▸ Problem to work on:
From the entries provided below, copy each line that contains the word "ylabel".

A run of records
◇ ◇ ◇
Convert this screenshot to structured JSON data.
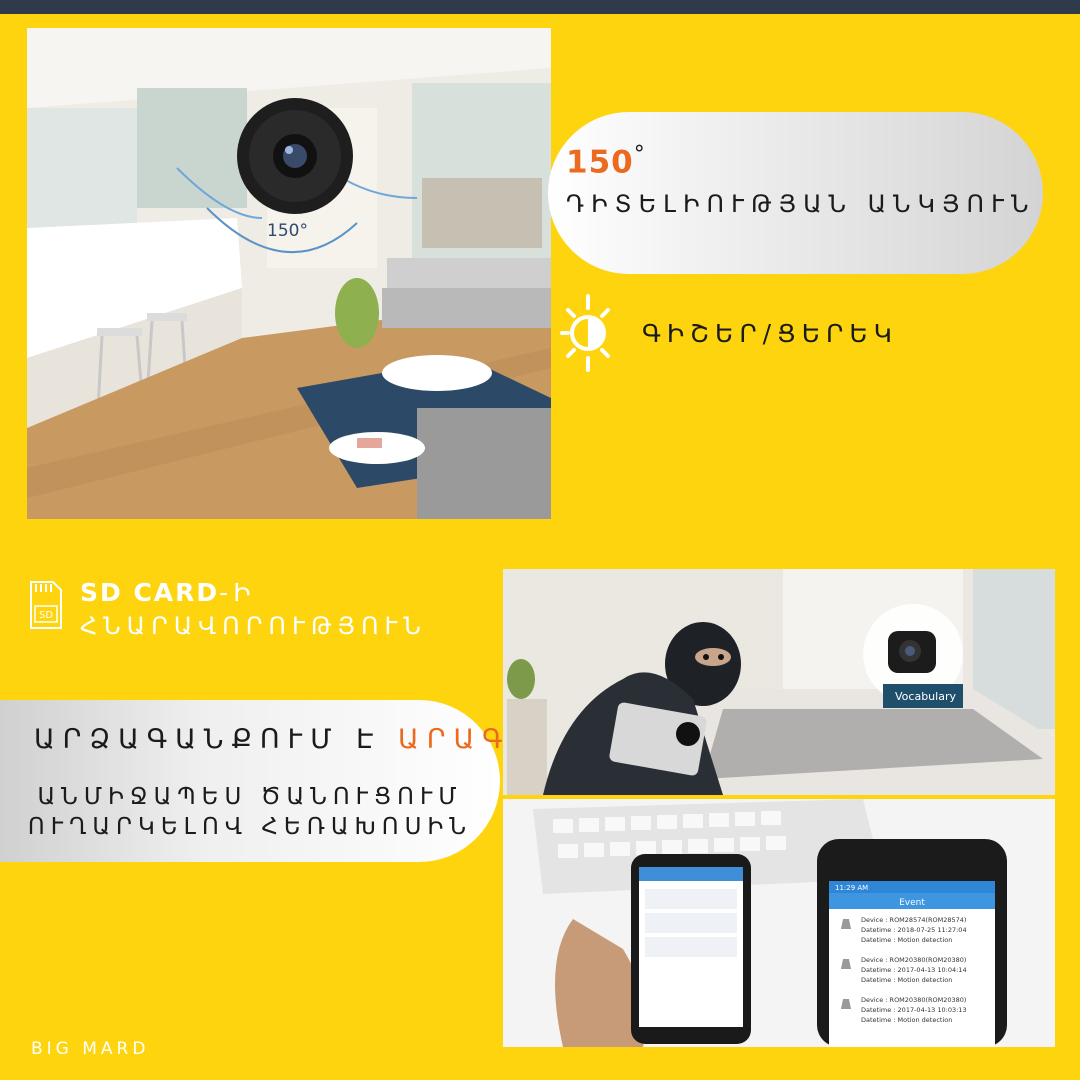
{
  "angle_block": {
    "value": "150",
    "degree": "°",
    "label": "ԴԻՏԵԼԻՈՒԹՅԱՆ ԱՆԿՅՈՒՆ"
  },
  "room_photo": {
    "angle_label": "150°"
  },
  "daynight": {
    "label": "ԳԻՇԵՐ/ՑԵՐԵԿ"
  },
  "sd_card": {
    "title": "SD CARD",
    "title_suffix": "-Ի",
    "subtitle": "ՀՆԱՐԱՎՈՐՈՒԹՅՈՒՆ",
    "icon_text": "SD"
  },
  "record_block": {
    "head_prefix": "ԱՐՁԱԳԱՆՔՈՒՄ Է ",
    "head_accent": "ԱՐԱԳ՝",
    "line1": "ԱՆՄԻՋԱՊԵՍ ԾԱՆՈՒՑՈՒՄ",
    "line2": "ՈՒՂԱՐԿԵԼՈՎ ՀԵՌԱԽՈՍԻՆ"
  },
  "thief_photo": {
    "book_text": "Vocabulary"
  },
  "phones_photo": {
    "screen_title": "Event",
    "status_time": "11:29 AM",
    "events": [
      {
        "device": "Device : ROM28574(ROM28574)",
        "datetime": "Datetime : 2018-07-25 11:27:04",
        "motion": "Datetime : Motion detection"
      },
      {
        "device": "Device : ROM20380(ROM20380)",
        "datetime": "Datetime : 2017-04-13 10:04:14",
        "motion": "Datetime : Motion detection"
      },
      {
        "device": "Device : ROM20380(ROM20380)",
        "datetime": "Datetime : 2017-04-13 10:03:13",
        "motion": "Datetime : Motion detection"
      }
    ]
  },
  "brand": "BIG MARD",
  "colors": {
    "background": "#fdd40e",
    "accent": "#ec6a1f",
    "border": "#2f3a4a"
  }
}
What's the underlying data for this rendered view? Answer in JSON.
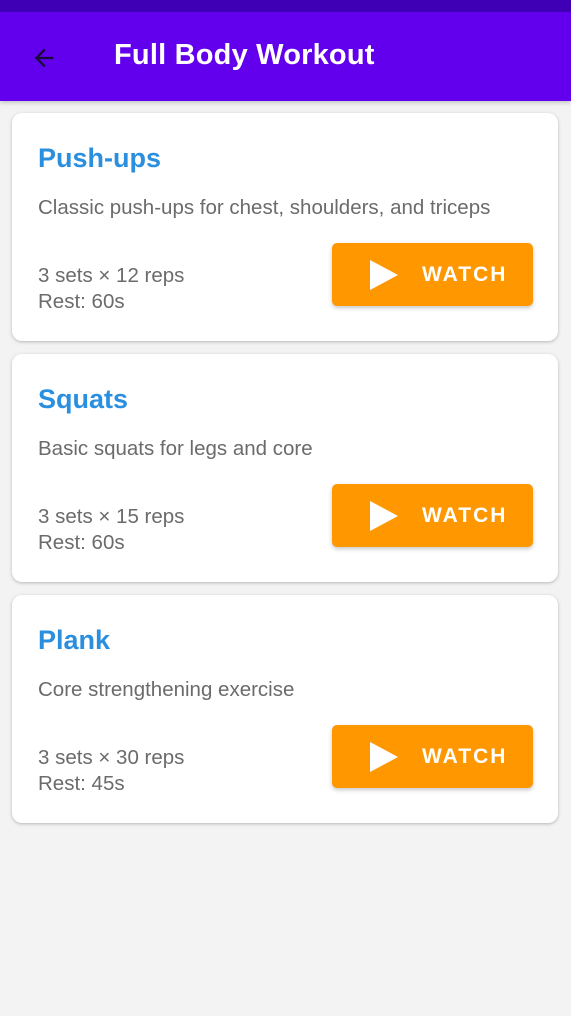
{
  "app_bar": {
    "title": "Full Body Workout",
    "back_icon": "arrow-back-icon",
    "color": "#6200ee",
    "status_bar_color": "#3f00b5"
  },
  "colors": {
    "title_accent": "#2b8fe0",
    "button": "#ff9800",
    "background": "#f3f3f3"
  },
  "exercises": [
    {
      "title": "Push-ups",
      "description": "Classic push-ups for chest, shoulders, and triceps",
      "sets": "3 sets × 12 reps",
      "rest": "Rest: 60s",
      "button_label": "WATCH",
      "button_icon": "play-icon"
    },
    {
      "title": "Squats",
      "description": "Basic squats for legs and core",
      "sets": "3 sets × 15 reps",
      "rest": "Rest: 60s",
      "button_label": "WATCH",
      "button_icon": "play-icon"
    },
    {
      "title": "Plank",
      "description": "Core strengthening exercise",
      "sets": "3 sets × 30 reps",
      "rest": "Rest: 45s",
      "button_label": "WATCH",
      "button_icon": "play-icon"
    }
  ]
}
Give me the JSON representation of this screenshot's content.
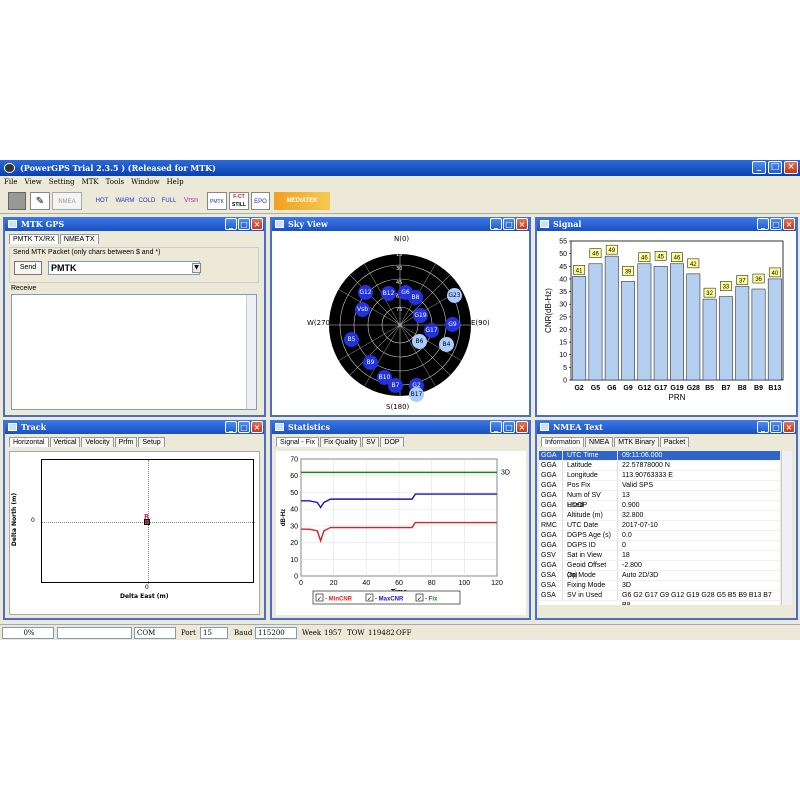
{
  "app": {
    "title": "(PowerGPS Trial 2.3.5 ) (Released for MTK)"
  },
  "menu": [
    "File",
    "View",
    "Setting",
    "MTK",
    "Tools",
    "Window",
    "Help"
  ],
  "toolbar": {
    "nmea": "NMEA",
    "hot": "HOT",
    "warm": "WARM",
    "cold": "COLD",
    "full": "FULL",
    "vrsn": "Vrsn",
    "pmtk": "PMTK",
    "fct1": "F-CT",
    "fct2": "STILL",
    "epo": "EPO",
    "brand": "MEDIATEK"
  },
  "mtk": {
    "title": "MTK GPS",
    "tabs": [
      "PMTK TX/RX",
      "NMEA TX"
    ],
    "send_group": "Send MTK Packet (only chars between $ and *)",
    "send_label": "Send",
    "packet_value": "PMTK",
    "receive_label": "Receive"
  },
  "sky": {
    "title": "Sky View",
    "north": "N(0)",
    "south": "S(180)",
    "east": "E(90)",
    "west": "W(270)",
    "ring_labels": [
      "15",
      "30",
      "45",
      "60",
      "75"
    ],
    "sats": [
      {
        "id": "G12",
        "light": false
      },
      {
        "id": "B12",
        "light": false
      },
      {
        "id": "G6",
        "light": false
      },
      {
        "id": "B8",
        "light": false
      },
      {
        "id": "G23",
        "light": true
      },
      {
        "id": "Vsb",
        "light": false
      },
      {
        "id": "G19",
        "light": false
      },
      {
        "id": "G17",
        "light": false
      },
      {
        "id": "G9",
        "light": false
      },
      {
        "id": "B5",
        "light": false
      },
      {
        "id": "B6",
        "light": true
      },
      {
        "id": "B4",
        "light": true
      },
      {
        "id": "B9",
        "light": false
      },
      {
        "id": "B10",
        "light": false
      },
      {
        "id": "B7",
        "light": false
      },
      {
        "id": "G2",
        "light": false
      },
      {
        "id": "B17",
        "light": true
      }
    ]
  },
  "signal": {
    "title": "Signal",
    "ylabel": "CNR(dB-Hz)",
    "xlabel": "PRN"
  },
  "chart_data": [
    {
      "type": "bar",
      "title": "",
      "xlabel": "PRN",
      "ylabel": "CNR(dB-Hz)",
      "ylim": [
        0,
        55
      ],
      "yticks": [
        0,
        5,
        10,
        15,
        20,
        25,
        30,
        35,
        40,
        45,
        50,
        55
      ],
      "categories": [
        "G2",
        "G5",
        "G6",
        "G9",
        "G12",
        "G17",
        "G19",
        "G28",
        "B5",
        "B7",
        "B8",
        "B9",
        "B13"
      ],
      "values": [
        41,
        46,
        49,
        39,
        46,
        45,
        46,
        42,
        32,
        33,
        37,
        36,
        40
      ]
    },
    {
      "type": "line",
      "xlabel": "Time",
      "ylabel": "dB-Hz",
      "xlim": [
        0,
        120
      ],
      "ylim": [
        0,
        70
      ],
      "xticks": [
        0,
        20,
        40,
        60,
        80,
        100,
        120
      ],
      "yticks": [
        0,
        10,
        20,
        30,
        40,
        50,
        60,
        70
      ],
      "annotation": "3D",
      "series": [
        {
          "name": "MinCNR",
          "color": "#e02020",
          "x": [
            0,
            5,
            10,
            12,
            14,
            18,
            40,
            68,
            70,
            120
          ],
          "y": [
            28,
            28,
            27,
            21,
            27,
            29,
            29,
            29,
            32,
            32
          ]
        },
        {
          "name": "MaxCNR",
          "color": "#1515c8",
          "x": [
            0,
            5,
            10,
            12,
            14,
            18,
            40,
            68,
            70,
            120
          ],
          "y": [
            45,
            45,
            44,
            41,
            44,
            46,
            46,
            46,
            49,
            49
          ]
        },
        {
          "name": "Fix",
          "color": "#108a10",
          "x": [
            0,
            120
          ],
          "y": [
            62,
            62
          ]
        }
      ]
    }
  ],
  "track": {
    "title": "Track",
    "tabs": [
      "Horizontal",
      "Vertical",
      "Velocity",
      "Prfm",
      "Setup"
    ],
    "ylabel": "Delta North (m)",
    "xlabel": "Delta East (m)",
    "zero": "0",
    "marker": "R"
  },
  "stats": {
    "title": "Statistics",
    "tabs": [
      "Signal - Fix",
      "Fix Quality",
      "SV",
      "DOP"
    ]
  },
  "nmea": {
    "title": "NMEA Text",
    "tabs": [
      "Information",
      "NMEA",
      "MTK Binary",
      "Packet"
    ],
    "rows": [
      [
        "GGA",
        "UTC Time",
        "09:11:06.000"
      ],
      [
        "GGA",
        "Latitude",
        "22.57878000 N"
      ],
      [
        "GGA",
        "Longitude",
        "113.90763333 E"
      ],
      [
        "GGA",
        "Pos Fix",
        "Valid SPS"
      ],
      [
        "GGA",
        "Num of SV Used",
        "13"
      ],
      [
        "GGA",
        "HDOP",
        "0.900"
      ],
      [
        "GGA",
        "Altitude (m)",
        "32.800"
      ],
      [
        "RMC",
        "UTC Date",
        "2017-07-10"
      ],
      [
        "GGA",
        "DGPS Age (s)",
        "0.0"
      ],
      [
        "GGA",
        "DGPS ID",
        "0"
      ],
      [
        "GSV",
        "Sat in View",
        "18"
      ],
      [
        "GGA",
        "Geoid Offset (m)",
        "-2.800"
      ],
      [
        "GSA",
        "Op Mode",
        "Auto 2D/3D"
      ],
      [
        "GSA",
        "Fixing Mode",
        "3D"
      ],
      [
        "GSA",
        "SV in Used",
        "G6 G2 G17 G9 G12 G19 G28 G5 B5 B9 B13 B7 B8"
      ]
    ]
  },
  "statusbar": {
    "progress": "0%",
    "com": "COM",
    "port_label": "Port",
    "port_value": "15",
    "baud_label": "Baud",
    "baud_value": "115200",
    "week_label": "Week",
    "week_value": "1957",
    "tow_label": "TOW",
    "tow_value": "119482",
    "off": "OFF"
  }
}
◇ ◇ ◇
▸ Full output:
    "ylabel": "CNR(dB-Hz)",
      "ylabel": "CNR(dB-Hz)",
      "ylabel": "dB-Hz",
    "ylabel": "Delta North (m)",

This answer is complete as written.